◆ Short task
Show each line from the listing that includes the word "brand".

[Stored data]

++++++++++++++++++++

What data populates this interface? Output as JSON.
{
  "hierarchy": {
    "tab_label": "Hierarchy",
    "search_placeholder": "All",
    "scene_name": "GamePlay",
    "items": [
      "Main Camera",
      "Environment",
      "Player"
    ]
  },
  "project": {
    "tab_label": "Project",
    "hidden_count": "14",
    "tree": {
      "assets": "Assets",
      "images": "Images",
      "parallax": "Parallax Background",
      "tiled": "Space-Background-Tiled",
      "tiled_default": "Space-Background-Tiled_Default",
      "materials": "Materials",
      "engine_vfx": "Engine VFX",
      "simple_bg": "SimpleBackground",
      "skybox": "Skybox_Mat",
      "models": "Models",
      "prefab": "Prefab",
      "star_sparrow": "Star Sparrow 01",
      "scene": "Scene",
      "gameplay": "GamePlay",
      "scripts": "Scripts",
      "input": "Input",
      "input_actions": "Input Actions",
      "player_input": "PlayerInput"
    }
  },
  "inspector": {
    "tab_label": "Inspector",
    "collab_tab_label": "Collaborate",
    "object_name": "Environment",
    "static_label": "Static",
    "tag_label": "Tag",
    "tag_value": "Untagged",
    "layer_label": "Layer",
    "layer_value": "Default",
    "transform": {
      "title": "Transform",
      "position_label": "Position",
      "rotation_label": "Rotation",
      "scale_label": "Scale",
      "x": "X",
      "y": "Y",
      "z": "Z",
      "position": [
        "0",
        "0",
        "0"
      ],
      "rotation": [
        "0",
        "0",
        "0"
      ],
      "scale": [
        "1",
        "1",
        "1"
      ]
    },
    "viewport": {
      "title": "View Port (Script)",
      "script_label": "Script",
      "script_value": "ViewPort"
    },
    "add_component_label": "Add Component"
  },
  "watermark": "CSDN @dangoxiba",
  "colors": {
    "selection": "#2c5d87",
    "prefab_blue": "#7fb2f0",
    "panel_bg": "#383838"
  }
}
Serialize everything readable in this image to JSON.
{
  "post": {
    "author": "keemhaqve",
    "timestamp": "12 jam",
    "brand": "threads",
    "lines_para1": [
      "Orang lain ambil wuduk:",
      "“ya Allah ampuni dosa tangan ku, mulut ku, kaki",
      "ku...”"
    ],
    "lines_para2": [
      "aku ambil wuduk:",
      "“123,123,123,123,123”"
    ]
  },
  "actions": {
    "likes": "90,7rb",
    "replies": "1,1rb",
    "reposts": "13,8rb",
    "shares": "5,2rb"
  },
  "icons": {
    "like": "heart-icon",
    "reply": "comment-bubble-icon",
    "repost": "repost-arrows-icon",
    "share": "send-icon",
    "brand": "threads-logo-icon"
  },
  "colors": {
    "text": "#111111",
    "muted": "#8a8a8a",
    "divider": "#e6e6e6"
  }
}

++++++++++++++++++++

◆ Response below
    "brand": "threads",
    "brand": "threads-logo-icon"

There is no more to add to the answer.